--- Begin RECORD EXTRACTS ---
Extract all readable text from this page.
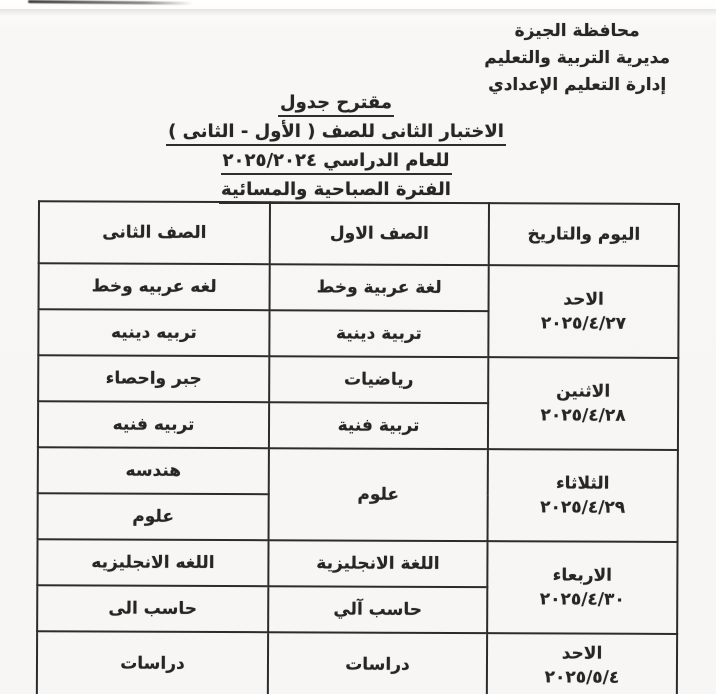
محافظة الجيزة
مديرية التربية والتعليم
إدارة التعليم الإعدادي
مقترح جدول
الاختبار الثانى للصف ( الأول - الثانى )
للعام الدراسي ٢٠٢٥/٢٠٢٤
الفترة الصباحية والمسائية
اليوم والتاريخ	الصف الاول	الصف الثانى

الاحد
٢٠٢٥/٤/٢٧	لغة عربية وخط	لغه عربيه وخط
	تربية دينية	تربيه دينيه

الاثنين
٢٠٢٥/٤/٢٨	رياضيات	جبر واحصاء
	تربية فنية	تربيه فنيه

الثلاثاء
٢٠٢٥/٤/٢٩	علوم	هندسه
		علوم

الاربعاء
٢٠٢٥/٤/٣٠	اللغة الانجليزية	اللغه الانجليزيه
	حاسب آلي	حاسب الى

الاحد
٢٠٢٥/٥/٤	دراسات	دراسات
--- End RECORD EXTRACTS ---
*AIM OF THE TASK*.
Say, as a bare number, how many lines in the entries above include the string "تربيه".

*CORRECT RESULT*.
2